Print out every line, exactly as written.

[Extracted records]

- - -

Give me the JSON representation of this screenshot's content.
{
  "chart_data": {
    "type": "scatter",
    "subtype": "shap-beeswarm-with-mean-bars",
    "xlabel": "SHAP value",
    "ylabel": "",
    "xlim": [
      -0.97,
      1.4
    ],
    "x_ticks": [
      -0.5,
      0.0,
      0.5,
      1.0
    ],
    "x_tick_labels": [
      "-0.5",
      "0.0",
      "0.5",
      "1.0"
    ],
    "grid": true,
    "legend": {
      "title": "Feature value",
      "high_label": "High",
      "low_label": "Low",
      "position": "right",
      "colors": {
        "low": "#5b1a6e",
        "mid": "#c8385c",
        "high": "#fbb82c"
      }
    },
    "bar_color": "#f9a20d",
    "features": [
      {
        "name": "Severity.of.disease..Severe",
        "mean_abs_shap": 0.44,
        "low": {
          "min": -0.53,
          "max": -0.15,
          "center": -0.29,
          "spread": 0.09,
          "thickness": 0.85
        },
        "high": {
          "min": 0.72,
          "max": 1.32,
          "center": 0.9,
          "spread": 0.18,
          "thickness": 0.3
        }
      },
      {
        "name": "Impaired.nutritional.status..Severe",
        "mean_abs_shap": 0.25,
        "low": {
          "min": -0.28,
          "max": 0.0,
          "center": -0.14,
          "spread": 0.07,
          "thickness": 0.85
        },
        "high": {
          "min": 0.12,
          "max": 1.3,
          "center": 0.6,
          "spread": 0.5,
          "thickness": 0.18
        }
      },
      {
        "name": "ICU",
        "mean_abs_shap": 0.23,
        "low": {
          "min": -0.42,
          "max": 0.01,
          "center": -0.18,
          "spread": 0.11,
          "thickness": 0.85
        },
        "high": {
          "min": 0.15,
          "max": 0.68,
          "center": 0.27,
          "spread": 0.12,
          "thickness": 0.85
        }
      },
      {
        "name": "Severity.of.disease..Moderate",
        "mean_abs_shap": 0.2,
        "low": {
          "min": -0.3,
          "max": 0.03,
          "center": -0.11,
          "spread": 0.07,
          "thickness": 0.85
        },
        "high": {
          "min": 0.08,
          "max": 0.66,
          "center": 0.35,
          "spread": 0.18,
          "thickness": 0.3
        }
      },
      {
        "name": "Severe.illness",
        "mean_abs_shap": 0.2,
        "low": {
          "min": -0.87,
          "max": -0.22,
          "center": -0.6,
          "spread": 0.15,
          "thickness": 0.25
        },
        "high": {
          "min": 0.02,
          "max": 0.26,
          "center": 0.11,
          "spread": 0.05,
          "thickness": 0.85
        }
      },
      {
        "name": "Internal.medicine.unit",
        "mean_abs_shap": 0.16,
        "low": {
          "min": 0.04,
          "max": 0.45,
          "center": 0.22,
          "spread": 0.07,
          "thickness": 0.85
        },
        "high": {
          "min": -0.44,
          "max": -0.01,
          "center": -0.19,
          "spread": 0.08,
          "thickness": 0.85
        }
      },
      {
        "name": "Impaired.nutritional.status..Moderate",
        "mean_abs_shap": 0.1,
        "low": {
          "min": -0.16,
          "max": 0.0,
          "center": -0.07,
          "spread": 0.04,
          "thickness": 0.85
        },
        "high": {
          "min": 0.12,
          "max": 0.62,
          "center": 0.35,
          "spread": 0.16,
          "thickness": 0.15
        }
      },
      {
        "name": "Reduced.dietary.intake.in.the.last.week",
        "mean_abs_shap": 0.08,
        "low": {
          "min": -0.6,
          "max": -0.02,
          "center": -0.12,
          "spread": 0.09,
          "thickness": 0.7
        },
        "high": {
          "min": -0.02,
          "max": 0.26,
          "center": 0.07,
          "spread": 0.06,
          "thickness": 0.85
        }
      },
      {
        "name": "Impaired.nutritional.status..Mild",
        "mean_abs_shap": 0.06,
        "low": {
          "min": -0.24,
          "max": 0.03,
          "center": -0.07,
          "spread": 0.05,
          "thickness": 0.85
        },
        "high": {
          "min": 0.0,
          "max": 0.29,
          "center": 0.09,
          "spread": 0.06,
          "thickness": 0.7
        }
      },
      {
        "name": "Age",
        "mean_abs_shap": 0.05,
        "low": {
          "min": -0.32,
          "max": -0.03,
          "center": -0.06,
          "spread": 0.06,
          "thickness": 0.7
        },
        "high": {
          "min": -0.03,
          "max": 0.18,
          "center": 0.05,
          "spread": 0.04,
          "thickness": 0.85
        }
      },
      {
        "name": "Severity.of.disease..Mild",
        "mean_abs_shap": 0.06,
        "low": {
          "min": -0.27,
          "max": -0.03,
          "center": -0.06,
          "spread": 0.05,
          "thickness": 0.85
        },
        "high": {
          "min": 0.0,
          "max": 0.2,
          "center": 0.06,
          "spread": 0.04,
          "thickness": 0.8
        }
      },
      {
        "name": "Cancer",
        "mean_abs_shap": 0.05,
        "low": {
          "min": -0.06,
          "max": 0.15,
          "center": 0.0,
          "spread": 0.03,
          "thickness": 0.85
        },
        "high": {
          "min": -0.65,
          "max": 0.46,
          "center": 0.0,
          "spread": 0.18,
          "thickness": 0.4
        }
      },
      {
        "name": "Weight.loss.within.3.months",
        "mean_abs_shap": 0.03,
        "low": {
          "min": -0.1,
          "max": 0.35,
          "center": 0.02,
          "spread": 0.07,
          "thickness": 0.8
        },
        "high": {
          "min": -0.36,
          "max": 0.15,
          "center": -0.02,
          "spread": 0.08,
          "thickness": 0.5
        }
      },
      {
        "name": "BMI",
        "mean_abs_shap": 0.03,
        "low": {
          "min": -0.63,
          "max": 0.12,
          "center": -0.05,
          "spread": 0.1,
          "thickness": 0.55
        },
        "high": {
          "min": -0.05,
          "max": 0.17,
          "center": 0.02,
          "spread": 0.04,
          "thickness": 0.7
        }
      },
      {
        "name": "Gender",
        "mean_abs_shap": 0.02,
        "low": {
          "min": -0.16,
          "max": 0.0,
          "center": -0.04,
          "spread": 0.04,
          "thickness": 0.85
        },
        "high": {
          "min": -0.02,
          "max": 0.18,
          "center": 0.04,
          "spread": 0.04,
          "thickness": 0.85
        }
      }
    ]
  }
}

- - -

Response for this exercise:
Give me the JSON representation of this screenshot's content.
{
  "chart_data": {
    "type": "scatter",
    "subtype": "shap-beeswarm-with-mean-bars",
    "xlabel": "SHAP value",
    "ylabel": "",
    "xlim": [
      -0.97,
      1.4
    ],
    "x_ticks": [
      -0.5,
      0.0,
      0.5,
      1.0
    ],
    "x_tick_labels": [
      "-0.5",
      "0.0",
      "0.5",
      "1.0"
    ],
    "grid": true,
    "legend": {
      "title": "Feature value",
      "high_label": "High",
      "low_label": "Low",
      "position": "right",
      "colors": {
        "low": "#5b1a6e",
        "mid": "#c8385c",
        "high": "#fbb82c"
      }
    },
    "bar_color": "#f9a20d",
    "features": [
      {
        "name": "Severity.of.disease..Severe",
        "mean_abs_shap": 0.44,
        "low": {
          "min": -0.53,
          "max": -0.15,
          "center": -0.29,
          "spread": 0.09,
          "thickness": 0.85
        },
        "high": {
          "min": 0.72,
          "max": 1.32,
          "center": 0.9,
          "spread": 0.18,
          "thickness": 0.3
        }
      },
      {
        "name": "Impaired.nutritional.status..Severe",
        "mean_abs_shap": 0.25,
        "low": {
          "min": -0.28,
          "max": 0.0,
          "center": -0.14,
          "spread": 0.07,
          "thickness": 0.85
        },
        "high": {
          "min": 0.12,
          "max": 1.3,
          "center": 0.6,
          "spread": 0.5,
          "thickness": 0.18
        }
      },
      {
        "name": "ICU",
        "mean_abs_shap": 0.23,
        "low": {
          "min": -0.42,
          "max": 0.01,
          "center": -0.18,
          "spread": 0.11,
          "thickness": 0.85
        },
        "high": {
          "min": 0.15,
          "max": 0.68,
          "center": 0.27,
          "spread": 0.12,
          "thickness": 0.85
        }
      },
      {
        "name": "Severity.of.disease..Moderate",
        "mean_abs_shap": 0.2,
        "low": {
          "min": -0.3,
          "max": 0.03,
          "center": -0.11,
          "spread": 0.07,
          "thickness": 0.85
        },
        "high": {
          "min": 0.08,
          "max": 0.66,
          "center": 0.35,
          "spread": 0.18,
          "thickness": 0.3
        }
      },
      {
        "name": "Severe.illness",
        "mean_abs_shap": 0.2,
        "low": {
          "min": -0.87,
          "max": -0.22,
          "center": -0.6,
          "spread": 0.15,
          "thickness": 0.25
        },
        "high": {
          "min": 0.02,
          "max": 0.26,
          "center": 0.11,
          "spread": 0.05,
          "thickness": 0.85
        }
      },
      {
        "name": "Internal.medicine.unit",
        "mean_abs_shap": 0.16,
        "low": {
          "min": 0.04,
          "max": 0.45,
          "center": 0.22,
          "spread": 0.07,
          "thickness": 0.85
        },
        "high": {
          "min": -0.44,
          "max": -0.01,
          "center": -0.19,
          "spread": 0.08,
          "thickness": 0.85
        }
      },
      {
        "name": "Impaired.nutritional.status..Moderate",
        "mean_abs_shap": 0.1,
        "low": {
          "min": -0.16,
          "max": 0.0,
          "center": -0.07,
          "spread": 0.04,
          "thickness": 0.85
        },
        "high": {
          "min": 0.12,
          "max": 0.62,
          "center": 0.35,
          "spread": 0.16,
          "thickness": 0.15
        }
      },
      {
        "name": "Reduced.dietary.intake.in.the.last.week",
        "mean_abs_shap": 0.08,
        "low": {
          "min": -0.6,
          "max": -0.02,
          "center": -0.12,
          "spread": 0.09,
          "thickness": 0.7
        },
        "high": {
          "min": -0.02,
          "max": 0.26,
          "center": 0.07,
          "spread": 0.06,
          "thickness": 0.85
        }
      },
      {
        "name": "Impaired.nutritional.status..Mild",
        "mean_abs_shap": 0.06,
        "low": {
          "min": -0.24,
          "max": 0.03,
          "center": -0.07,
          "spread": 0.05,
          "thickness": 0.85
        },
        "high": {
          "min": 0.0,
          "max": 0.29,
          "center": 0.09,
          "spread": 0.06,
          "thickness": 0.7
        }
      },
      {
        "name": "Age",
        "mean_abs_shap": 0.05,
        "low": {
          "min": -0.32,
          "max": -0.03,
          "center": -0.06,
          "spread": 0.06,
          "thickness": 0.7
        },
        "high": {
          "min": -0.03,
          "max": 0.18,
          "center": 0.05,
          "spread": 0.04,
          "thickness": 0.85
        }
      },
      {
        "name": "Severity.of.disease..Mild",
        "mean_abs_shap": 0.06,
        "low": {
          "min": -0.27,
          "max": -0.03,
          "center": -0.06,
          "spread": 0.05,
          "thickness": 0.85
        },
        "high": {
          "min": 0.0,
          "max": 0.2,
          "center": 0.06,
          "spread": 0.04,
          "thickness": 0.8
        }
      },
      {
        "name": "Cancer",
        "mean_abs_shap": 0.05,
        "low": {
          "min": -0.06,
          "max": 0.15,
          "center": 0.0,
          "spread": 0.03,
          "thickness": 0.85
        },
        "high": {
          "min": -0.65,
          "max": 0.46,
          "center": 0.0,
          "spread": 0.18,
          "thickness": 0.4
        }
      },
      {
        "name": "Weight.loss.within.3.months",
        "mean_abs_shap": 0.03,
        "low": {
          "min": -0.1,
          "max": 0.35,
          "center": 0.02,
          "spread": 0.07,
          "thickness": 0.8
        },
        "high": {
          "min": -0.36,
          "max": 0.15,
          "center": -0.02,
          "spread": 0.08,
          "thickness": 0.5
        }
      },
      {
        "name": "BMI",
        "mean_abs_shap": 0.03,
        "low": {
          "min": -0.63,
          "max": 0.12,
          "center": -0.05,
          "spread": 0.1,
          "thickness": 0.55
        },
        "high": {
          "min": -0.05,
          "max": 0.17,
          "center": 0.02,
          "spread": 0.04,
          "thickness": 0.7
        }
      },
      {
        "name": "Gender",
        "mean_abs_shap": 0.02,
        "low": {
          "min": -0.16,
          "max": 0.0,
          "center": -0.04,
          "spread": 0.04,
          "thickness": 0.85
        },
        "high": {
          "min": -0.02,
          "max": 0.18,
          "center": 0.04,
          "spread": 0.04,
          "thickness": 0.85
        }
      }
    ]
  }
}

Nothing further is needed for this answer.